**WRITTEN EXERCISE:** Print the rows from the line with "nav-item-content[interactable]: 内容 —" up to and including the line with "sidebar: 营销中心 优惠券", copying each one without any change.

##### DATA EXCERPTS

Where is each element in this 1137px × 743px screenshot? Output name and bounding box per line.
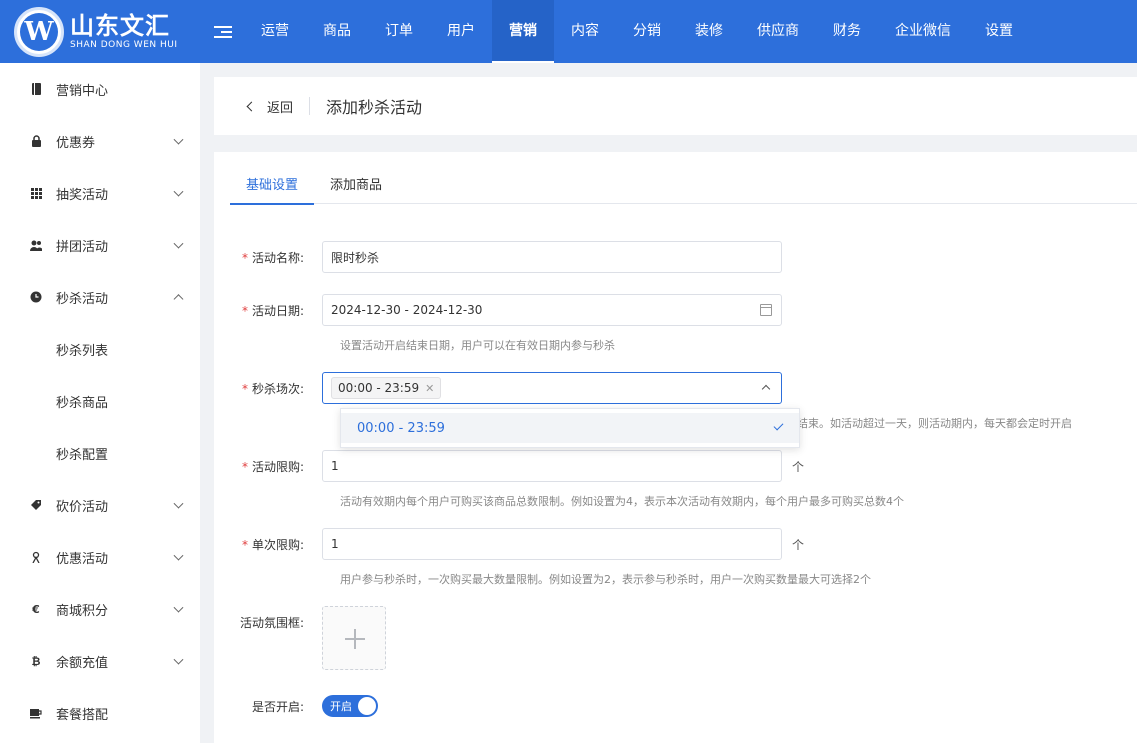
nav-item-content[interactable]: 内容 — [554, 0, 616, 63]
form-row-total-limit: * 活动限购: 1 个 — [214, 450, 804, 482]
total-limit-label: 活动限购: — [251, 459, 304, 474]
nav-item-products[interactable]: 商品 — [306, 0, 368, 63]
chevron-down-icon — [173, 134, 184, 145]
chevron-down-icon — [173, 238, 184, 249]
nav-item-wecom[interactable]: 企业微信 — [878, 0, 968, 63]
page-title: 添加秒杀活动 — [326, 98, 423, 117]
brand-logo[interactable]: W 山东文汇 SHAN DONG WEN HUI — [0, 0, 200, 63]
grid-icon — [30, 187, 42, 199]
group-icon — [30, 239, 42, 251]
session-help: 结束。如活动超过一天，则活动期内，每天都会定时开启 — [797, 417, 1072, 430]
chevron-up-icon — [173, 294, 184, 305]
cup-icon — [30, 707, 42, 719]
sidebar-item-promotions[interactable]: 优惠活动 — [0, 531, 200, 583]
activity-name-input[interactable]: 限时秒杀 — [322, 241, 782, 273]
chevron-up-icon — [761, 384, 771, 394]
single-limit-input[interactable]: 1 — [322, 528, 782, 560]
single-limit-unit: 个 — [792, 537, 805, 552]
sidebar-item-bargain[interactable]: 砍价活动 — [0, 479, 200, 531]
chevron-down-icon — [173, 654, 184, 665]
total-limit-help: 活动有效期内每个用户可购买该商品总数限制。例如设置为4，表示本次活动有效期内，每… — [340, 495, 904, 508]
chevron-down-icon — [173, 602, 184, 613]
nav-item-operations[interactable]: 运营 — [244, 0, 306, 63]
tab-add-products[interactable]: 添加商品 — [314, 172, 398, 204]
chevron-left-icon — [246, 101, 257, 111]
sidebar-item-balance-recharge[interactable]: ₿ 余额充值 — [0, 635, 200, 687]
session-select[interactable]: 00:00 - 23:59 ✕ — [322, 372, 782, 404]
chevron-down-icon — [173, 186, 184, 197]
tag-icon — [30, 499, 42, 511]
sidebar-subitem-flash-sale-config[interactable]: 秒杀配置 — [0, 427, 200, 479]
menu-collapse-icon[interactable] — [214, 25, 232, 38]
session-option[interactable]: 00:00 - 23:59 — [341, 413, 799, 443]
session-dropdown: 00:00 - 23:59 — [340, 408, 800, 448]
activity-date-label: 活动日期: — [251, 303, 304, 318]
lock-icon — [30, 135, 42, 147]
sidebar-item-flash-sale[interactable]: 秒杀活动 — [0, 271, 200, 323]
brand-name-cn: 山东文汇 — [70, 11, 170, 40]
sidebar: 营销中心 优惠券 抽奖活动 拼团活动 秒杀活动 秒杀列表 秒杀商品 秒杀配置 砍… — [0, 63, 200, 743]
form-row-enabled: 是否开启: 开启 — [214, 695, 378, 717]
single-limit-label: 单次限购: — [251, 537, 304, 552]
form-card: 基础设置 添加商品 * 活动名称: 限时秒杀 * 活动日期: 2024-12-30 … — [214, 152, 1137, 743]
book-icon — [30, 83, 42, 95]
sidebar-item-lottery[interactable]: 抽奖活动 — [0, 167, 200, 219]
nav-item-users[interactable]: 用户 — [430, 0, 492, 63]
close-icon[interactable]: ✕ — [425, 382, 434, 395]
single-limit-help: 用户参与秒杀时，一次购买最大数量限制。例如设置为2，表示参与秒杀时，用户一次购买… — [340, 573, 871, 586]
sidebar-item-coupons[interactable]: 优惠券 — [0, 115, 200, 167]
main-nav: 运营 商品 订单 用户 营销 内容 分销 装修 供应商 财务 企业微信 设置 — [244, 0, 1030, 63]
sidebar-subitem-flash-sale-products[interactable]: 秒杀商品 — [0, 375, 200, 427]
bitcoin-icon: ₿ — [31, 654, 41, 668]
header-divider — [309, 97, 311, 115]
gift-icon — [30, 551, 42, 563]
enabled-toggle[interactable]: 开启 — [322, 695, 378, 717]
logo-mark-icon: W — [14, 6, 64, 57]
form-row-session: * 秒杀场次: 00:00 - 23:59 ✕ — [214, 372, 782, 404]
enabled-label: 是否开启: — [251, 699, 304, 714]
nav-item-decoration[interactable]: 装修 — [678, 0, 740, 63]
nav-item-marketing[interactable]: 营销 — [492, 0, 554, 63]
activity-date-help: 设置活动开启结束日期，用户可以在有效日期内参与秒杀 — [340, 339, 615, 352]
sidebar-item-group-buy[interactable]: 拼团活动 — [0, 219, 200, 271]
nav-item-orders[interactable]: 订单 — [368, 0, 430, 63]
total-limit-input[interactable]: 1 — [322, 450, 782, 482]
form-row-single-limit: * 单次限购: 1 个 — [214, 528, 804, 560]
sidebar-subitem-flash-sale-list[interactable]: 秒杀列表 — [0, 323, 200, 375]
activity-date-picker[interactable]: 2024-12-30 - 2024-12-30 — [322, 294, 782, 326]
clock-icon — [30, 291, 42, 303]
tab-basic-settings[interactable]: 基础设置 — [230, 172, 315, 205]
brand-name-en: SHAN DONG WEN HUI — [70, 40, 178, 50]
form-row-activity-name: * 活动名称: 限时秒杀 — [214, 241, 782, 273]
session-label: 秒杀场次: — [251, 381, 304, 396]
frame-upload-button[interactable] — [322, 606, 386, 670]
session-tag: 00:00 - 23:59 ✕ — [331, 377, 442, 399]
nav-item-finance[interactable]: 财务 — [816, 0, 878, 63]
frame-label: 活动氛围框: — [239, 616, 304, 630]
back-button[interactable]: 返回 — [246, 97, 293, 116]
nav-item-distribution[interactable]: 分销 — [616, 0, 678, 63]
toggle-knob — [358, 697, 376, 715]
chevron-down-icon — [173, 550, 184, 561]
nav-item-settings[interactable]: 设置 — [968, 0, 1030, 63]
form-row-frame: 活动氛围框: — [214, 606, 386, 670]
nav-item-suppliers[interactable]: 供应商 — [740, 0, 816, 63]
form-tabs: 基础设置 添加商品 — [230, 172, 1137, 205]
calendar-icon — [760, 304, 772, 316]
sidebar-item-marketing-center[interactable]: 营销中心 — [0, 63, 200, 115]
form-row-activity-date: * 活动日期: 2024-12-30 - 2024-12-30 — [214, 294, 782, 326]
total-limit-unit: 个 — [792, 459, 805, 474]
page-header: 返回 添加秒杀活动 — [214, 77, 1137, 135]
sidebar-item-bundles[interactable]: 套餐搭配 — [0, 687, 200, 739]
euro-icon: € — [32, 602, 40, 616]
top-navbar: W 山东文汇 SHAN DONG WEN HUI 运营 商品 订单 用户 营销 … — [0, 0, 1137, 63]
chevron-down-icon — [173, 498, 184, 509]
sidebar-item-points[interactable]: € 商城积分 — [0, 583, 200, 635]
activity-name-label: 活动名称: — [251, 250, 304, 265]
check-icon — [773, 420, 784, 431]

##########

**RESPONSE BELOW:**
nav-item-content[interactable]: 内容 — [554, 0, 616, 63]
form-row-total-limit: * 活动限购: 1 个 — [214, 450, 804, 482]
total-limit-label: 活动限购: — [251, 459, 304, 474]
nav-item-products[interactable]: 商品 — [306, 0, 368, 63]
chevron-down-icon — [173, 134, 184, 145]
chevron-down-icon — [173, 238, 184, 249]
nav-item-wecom[interactable]: 企业微信 — [878, 0, 968, 63]
page-title: 添加秒杀活动 — [326, 98, 423, 117]
brand-logo[interactable]: W 山东文汇 SHAN DONG WEN HUI — [0, 0, 200, 63]
grid-icon — [30, 187, 42, 199]
group-icon — [30, 239, 42, 251]
session-help: 结束。如活动超过一天，则活动期内，每天都会定时开启 — [797, 417, 1072, 430]
chevron-up-icon — [173, 294, 184, 305]
cup-icon — [30, 707, 42, 719]
sidebar-item-promotions[interactable]: 优惠活动 — [0, 531, 200, 583]
activity-name-input[interactable]: 限时秒杀 — [322, 241, 782, 273]
chevron-up-icon — [761, 384, 771, 394]
single-limit-input[interactable]: 1 — [322, 528, 782, 560]
single-limit-unit: 个 — [792, 537, 805, 552]
sidebar-item-bargain[interactable]: 砍价活动 — [0, 479, 200, 531]
chevron-down-icon — [173, 654, 184, 665]
total-limit-help: 活动有效期内每个用户可购买该商品总数限制。例如设置为4，表示本次活动有效期内，每… — [340, 495, 904, 508]
chevron-down-icon — [173, 602, 184, 613]
nav-item-operations[interactable]: 运营 — [244, 0, 306, 63]
tab-add-products[interactable]: 添加商品 — [314, 172, 398, 204]
chevron-left-icon — [246, 101, 257, 111]
sidebar-item-balance-recharge[interactable]: ₿ 余额充值 — [0, 635, 200, 687]
session-select[interactable]: 00:00 - 23:59 ✕ — [322, 372, 782, 404]
chevron-down-icon — [173, 186, 184, 197]
tag-icon — [30, 499, 42, 511]
sidebar-subitem-flash-sale-config[interactable]: 秒杀配置 — [0, 427, 200, 479]
menu-collapse-icon[interactable] — [214, 25, 232, 38]
session-option[interactable]: 00:00 - 23:59 — [341, 413, 799, 443]
session-dropdown: 00:00 - 23:59 — [340, 408, 800, 448]
activity-date-label: 活动日期: — [251, 303, 304, 318]
lock-icon — [30, 135, 42, 147]
sidebar-item-flash-sale[interactable]: 秒杀活动 — [0, 271, 200, 323]
brand-name-cn: 山东文汇 — [70, 11, 170, 40]
sidebar: 营销中心 优惠券 抽奖活动 拼团活动 秒杀活动 秒杀列表 秒杀商品 秒杀配置 砍… — [0, 63, 200, 743]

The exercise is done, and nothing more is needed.